» What is required
Copy out all the entries word for word.

··········

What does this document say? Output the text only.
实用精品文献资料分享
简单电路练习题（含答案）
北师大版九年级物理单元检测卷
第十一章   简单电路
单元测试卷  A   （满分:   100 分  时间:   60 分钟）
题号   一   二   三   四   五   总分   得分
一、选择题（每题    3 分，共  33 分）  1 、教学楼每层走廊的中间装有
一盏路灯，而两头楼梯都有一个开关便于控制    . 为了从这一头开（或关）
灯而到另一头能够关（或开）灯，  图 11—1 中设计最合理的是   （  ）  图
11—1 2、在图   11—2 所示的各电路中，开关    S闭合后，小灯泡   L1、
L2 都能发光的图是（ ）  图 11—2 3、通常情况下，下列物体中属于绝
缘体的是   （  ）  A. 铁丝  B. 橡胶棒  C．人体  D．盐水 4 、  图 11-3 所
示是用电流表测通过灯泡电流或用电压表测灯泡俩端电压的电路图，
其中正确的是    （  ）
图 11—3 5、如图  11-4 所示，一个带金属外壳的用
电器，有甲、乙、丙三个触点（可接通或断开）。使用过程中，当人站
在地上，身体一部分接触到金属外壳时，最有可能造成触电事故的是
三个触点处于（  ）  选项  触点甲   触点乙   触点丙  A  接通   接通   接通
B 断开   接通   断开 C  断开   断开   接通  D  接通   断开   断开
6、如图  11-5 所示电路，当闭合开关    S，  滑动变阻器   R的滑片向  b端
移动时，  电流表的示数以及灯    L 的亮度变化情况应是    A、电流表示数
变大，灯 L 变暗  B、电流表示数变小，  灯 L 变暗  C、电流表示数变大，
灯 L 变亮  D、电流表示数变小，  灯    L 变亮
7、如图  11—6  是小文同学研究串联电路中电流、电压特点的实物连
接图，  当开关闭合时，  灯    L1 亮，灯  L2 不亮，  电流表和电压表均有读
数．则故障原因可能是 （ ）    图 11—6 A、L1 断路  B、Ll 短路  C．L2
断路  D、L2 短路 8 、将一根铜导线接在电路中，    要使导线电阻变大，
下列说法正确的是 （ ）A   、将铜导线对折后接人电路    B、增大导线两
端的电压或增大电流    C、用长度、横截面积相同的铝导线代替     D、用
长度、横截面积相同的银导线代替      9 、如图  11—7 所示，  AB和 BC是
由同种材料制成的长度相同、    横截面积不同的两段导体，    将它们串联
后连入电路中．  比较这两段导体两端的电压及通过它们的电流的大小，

··········

» Solution to this exercise
What does this document say? Output the text only.
实用精品文献资料分享
简单电路练习题（含答案）
北师大版九年级物理单元检测卷
第十一章   简单电路
单元测试卷  A   （满分:   100 分  时间:   60 分钟）
题号   一   二   三   四   五   总分   得分
一、选择题（每题    3 分，共  33 分）  1 、教学楼每层走廊的中间装有
一盏路灯，而两头楼梯都有一个开关便于控制    . 为了从这一头开（或关）
灯而到另一头能够关（或开）灯，  图 11—1 中设计最合理的是   （  ）  图
11—1 2、在图   11—2 所示的各电路中，开关    S闭合后，小灯泡   L1、
L2 都能发光的图是（ ）  图 11—2 3、通常情况下，下列物体中属于绝
缘体的是   （  ）  A. 铁丝  B. 橡胶棒  C．人体  D．盐水 4 、  图 11-3 所
示是用电流表测通过灯泡电流或用电压表测灯泡俩端电压的电路图，
其中正确的是    （  ）
图 11—3 5、如图  11-4 所示，一个带金属外壳的用
电器，有甲、乙、丙三个触点（可接通或断开）。使用过程中，当人站
在地上，身体一部分接触到金属外壳时，最有可能造成触电事故的是
三个触点处于（  ）  选项  触点甲   触点乙   触点丙  A  接通   接通   接通
B 断开   接通   断开 C  断开   断开   接通  D  接通   断开   断开
6、如图  11-5 所示电路，当闭合开关    S，  滑动变阻器   R的滑片向  b端
移动时，  电流表的示数以及灯    L 的亮度变化情况应是    A、电流表示数
变大，灯 L 变暗  B、电流表示数变小，  灯 L 变暗  C、电流表示数变大，
灯 L 变亮  D、电流表示数变小，  灯    L 变亮
7、如图  11—6  是小文同学研究串联电路中电流、电压特点的实物连
接图，  当开关闭合时，  灯    L1 亮，灯  L2 不亮，  电流表和电压表均有读
数．则故障原因可能是 （ ）    图 11—6 A、L1 断路  B、Ll 短路  C．L2
断路  D、L2 短路 8 、将一根铜导线接在电路中，    要使导线电阻变大，
下列说法正确的是 （ ）A   、将铜导线对折后接人电路    B、增大导线两
端的电压或增大电流    C、用长度、横截面积相同的铝导线代替     D、用
长度、横截面积相同的银导线代替      9 、如图  11—7 所示，  AB和 BC是
由同种材料制成的长度相同、    横截面积不同的两段导体，    将它们串联
后连入电路中．  比较这两段导体两端的电压及通过它们的电流的大小，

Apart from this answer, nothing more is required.